>> begin
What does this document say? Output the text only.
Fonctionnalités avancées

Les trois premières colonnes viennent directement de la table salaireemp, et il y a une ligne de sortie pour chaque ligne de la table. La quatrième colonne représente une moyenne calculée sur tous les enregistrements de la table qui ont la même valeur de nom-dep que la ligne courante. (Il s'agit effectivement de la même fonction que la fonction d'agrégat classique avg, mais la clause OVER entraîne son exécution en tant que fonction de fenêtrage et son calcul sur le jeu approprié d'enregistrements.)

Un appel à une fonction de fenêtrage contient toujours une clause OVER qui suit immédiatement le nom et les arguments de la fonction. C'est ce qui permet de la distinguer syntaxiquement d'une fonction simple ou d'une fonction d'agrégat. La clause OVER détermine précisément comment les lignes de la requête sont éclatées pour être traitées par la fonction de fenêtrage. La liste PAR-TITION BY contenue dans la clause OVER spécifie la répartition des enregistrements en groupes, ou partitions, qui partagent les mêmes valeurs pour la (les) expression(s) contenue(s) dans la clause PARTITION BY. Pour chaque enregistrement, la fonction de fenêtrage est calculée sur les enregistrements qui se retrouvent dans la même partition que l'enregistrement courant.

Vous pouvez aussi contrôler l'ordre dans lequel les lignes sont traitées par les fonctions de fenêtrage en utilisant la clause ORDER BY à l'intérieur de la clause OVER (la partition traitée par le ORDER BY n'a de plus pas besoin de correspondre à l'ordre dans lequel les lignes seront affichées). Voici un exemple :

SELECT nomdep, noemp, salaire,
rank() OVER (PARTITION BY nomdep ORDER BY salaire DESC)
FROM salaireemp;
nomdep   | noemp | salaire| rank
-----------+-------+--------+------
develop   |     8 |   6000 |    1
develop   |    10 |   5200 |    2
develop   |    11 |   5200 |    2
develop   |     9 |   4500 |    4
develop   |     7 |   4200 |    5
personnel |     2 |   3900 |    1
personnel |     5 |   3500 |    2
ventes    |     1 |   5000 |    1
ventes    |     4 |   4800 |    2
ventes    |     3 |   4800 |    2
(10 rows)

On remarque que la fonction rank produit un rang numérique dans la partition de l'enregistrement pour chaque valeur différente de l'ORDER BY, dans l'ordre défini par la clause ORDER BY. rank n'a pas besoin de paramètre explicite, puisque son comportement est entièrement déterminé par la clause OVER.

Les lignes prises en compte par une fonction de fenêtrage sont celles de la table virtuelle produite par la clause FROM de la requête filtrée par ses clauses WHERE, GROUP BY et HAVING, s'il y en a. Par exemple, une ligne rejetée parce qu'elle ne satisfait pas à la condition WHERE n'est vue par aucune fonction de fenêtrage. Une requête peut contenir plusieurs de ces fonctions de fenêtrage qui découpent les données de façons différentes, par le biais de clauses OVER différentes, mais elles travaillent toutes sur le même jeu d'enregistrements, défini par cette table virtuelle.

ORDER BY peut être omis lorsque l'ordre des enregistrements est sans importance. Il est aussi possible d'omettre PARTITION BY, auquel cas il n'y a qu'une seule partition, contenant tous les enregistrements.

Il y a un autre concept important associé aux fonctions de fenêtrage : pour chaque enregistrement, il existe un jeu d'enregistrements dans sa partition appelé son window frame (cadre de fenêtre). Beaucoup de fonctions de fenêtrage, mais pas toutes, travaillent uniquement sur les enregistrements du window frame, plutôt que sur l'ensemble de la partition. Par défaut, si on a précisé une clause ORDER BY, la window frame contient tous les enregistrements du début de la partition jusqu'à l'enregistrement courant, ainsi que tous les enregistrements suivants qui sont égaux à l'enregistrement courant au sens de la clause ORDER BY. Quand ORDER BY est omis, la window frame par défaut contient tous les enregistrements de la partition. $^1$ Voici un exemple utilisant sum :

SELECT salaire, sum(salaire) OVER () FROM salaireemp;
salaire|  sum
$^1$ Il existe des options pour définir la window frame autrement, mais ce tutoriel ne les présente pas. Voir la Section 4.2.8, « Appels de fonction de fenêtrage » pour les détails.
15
>> end
§ **THE TASK**
Return each full line of the entries that contains the word "SELECT".

§ **TASK RESULT**
SELECT nomdep, noemp, salaire,
SELECT salaire, sum(salaire) OVER () FROM salaireemp;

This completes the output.